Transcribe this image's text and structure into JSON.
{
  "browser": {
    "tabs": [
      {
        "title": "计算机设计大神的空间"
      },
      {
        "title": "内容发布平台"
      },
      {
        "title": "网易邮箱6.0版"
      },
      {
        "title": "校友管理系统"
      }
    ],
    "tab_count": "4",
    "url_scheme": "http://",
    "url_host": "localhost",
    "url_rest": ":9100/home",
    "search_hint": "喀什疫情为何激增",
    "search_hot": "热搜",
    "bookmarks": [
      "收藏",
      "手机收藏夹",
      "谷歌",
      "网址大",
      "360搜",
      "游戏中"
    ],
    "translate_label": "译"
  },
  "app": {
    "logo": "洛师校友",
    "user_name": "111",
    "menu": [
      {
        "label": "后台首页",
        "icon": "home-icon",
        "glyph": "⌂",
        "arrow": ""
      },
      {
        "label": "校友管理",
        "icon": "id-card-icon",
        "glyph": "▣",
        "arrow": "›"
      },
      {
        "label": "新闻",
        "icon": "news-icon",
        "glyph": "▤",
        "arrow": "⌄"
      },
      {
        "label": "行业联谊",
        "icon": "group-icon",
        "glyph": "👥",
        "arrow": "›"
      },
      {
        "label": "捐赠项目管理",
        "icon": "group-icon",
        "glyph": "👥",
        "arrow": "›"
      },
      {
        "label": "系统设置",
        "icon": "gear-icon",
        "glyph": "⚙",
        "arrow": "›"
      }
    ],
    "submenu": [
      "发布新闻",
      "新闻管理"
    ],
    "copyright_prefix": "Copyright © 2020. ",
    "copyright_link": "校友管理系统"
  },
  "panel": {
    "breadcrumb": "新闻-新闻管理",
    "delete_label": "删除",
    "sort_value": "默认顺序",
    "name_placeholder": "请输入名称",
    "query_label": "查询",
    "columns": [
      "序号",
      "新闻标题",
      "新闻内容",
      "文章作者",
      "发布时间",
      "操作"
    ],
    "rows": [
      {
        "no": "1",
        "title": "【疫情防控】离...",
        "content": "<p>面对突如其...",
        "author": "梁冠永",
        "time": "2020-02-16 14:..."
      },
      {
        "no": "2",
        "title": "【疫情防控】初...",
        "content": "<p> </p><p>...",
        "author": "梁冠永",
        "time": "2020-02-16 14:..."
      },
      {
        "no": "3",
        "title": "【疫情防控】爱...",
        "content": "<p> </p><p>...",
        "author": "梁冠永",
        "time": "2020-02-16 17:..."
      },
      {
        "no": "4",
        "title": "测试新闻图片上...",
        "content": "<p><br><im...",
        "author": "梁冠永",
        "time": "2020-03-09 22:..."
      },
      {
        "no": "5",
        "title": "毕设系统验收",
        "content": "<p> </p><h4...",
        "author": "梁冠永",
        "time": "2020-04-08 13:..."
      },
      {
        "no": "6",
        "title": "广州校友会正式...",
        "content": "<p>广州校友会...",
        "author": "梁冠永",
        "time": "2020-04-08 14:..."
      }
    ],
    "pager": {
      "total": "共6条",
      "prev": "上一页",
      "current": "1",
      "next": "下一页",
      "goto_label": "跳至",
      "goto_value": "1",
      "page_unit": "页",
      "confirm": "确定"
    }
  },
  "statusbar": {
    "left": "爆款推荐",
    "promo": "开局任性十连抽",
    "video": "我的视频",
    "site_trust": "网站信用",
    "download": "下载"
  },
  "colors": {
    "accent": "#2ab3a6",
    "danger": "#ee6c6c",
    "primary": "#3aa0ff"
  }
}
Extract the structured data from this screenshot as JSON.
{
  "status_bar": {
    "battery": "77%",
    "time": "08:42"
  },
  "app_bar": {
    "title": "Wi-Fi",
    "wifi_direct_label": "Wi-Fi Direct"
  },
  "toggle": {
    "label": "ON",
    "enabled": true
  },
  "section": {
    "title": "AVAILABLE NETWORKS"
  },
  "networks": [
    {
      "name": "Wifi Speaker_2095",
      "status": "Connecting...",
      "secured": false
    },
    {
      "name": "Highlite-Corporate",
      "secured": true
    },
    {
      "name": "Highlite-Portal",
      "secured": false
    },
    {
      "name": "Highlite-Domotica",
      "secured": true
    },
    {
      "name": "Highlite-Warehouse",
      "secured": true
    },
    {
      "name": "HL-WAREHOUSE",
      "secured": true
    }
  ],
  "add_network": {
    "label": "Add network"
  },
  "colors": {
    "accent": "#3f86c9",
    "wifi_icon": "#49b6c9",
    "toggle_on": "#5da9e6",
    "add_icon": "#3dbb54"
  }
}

__WHAT THIS TASK INVOLVES__
List all lines above in which the string "JSON" appears.

__FINAL RESULT__
Transcribe this image's text and structure into JSON.
Extract the structured data from this screenshot as JSON.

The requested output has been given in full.